* [Written problem]:
Among the lines of this listing, determine how many contain the string "colors". Answer with the number only.

(Rows from a figure dataset)

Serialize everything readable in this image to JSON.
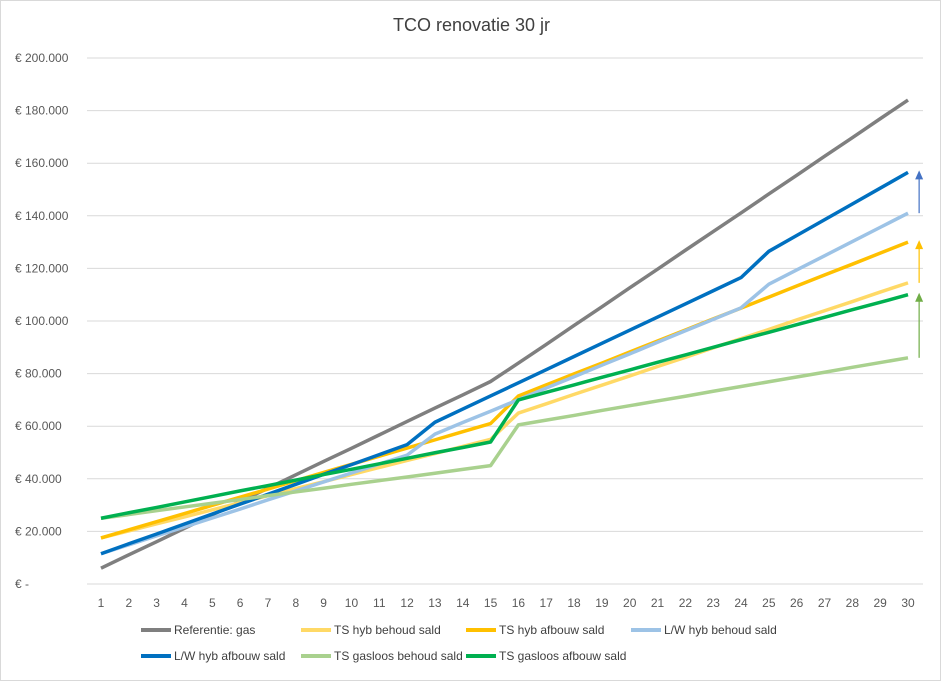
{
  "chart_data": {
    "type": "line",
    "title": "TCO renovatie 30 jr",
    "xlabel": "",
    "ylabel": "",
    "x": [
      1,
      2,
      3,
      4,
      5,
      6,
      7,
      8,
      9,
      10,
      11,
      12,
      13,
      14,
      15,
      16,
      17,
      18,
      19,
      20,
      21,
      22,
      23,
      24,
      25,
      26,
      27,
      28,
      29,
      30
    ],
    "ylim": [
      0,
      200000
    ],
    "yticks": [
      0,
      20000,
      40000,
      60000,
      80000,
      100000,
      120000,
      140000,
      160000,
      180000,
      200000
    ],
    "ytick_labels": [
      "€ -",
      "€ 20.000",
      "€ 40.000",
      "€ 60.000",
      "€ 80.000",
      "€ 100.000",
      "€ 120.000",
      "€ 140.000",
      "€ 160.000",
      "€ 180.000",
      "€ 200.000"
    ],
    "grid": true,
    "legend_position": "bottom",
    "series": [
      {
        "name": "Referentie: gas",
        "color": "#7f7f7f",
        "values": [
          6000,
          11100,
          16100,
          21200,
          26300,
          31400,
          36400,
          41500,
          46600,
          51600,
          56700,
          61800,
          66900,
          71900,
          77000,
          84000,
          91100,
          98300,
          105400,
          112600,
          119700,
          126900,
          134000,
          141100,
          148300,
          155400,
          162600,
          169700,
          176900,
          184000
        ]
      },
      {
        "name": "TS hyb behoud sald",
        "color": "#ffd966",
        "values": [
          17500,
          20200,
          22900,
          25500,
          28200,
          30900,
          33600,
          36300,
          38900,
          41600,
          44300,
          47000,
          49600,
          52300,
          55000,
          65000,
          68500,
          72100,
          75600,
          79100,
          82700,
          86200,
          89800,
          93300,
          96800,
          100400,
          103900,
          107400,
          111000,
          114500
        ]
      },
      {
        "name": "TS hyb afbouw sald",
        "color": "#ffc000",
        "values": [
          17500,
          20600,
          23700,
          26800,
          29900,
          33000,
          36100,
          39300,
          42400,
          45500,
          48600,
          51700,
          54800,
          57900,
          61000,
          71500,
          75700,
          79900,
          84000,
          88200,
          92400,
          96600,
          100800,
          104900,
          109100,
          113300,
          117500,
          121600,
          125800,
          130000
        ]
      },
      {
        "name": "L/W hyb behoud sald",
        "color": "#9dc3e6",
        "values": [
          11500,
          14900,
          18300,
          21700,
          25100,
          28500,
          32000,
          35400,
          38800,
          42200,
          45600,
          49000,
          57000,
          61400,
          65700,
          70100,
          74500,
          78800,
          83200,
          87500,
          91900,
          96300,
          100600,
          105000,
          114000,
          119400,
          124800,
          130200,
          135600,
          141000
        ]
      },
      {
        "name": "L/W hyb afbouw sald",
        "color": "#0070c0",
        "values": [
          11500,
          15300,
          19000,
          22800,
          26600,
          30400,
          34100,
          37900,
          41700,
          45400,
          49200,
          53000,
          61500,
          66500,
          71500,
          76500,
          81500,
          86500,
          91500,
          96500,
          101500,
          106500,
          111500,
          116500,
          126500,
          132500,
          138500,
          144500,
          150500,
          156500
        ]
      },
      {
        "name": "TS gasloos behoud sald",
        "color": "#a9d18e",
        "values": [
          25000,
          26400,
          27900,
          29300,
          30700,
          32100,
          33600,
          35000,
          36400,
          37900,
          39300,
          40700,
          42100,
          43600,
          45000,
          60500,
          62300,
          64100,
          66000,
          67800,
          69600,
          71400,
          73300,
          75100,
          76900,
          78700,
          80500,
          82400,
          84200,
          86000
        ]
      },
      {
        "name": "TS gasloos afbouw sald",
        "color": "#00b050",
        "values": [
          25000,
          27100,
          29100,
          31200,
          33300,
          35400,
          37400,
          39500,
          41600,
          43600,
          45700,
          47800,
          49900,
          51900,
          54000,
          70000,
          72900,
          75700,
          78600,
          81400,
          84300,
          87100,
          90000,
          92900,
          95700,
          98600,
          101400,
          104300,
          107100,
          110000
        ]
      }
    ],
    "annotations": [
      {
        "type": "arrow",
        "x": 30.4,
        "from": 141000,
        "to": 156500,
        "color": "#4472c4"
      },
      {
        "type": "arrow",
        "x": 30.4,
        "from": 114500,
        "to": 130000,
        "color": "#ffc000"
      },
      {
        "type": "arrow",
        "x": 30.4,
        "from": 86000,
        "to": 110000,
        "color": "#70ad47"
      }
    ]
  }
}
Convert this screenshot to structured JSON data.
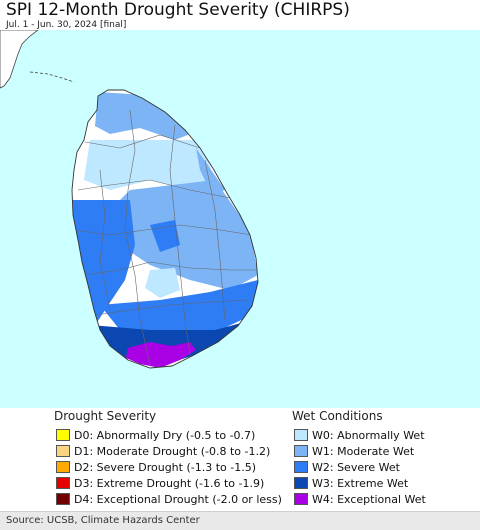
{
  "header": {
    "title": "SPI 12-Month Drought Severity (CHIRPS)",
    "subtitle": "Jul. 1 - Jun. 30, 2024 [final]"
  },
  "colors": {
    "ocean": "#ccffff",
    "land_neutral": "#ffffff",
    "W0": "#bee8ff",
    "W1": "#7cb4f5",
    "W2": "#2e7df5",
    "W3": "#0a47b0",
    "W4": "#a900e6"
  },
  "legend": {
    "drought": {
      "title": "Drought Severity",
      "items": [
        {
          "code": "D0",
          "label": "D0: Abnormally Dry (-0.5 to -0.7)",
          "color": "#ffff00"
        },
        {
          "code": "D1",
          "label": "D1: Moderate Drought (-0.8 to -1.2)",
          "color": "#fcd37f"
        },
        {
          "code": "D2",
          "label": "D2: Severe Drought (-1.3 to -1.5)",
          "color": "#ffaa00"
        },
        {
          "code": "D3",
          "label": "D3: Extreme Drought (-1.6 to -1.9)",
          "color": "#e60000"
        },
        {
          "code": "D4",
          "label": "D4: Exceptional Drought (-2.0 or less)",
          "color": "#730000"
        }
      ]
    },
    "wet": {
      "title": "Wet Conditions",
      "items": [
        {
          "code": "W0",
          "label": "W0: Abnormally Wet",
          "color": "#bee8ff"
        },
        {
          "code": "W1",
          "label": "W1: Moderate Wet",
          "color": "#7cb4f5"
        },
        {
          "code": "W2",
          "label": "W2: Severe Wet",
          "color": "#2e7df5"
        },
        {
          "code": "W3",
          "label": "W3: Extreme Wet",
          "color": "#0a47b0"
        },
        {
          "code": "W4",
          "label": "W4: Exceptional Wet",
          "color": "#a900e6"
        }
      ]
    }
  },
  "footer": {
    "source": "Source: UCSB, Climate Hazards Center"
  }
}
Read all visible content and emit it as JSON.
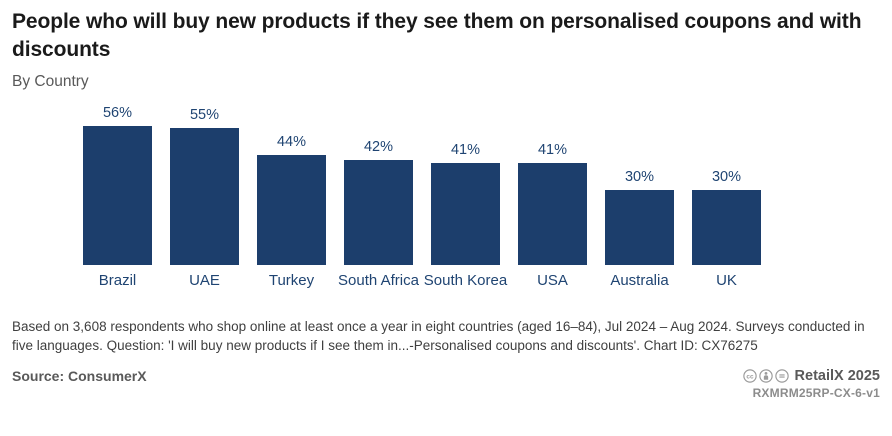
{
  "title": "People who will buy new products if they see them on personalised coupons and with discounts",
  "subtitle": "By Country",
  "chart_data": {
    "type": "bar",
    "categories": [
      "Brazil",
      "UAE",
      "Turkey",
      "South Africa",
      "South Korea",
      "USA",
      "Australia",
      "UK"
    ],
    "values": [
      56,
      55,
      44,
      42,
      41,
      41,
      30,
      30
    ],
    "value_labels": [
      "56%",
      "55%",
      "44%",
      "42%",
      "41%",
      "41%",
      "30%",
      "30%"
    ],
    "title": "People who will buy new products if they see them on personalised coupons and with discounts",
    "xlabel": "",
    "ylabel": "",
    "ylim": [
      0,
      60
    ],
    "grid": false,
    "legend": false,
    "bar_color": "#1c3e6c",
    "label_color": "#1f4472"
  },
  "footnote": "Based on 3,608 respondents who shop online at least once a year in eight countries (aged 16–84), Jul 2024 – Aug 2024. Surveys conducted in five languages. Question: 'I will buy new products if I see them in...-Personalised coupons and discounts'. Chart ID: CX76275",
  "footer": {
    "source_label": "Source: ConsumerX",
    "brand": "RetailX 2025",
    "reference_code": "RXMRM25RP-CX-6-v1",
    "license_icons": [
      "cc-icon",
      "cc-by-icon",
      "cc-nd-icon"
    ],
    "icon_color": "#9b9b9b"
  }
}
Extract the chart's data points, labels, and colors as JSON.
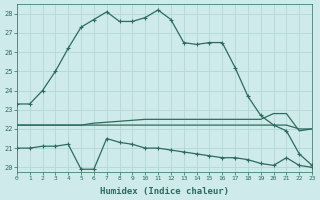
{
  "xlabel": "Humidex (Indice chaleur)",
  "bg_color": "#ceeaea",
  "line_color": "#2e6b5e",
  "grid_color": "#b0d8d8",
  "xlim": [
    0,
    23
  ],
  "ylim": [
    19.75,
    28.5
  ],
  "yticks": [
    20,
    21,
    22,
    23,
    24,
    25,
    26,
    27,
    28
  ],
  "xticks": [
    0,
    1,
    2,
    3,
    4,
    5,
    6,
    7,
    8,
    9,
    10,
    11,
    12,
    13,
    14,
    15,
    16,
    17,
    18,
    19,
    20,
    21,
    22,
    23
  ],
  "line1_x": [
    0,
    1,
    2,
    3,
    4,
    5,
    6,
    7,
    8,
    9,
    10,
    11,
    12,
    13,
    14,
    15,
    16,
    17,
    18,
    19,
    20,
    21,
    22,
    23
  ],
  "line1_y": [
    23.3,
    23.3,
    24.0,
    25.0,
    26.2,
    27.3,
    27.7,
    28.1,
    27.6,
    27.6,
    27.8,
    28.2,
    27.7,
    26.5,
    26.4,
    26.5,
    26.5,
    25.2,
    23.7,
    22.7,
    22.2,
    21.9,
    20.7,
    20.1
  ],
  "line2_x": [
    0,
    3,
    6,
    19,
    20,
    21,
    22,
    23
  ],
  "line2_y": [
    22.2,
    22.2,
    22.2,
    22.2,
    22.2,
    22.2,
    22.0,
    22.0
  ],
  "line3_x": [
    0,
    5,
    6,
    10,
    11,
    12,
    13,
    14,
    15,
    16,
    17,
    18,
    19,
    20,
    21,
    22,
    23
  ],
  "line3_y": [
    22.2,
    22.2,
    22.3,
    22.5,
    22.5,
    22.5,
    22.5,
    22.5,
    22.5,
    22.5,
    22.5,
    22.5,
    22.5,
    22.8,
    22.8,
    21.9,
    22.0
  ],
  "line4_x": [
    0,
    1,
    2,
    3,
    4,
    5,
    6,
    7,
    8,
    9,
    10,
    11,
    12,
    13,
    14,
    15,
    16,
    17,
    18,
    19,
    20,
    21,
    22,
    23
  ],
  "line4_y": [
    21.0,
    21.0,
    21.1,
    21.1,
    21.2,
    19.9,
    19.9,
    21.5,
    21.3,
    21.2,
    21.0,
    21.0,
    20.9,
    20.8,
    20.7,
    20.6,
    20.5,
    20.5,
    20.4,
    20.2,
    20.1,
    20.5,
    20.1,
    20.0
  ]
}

* [Correct result]:
2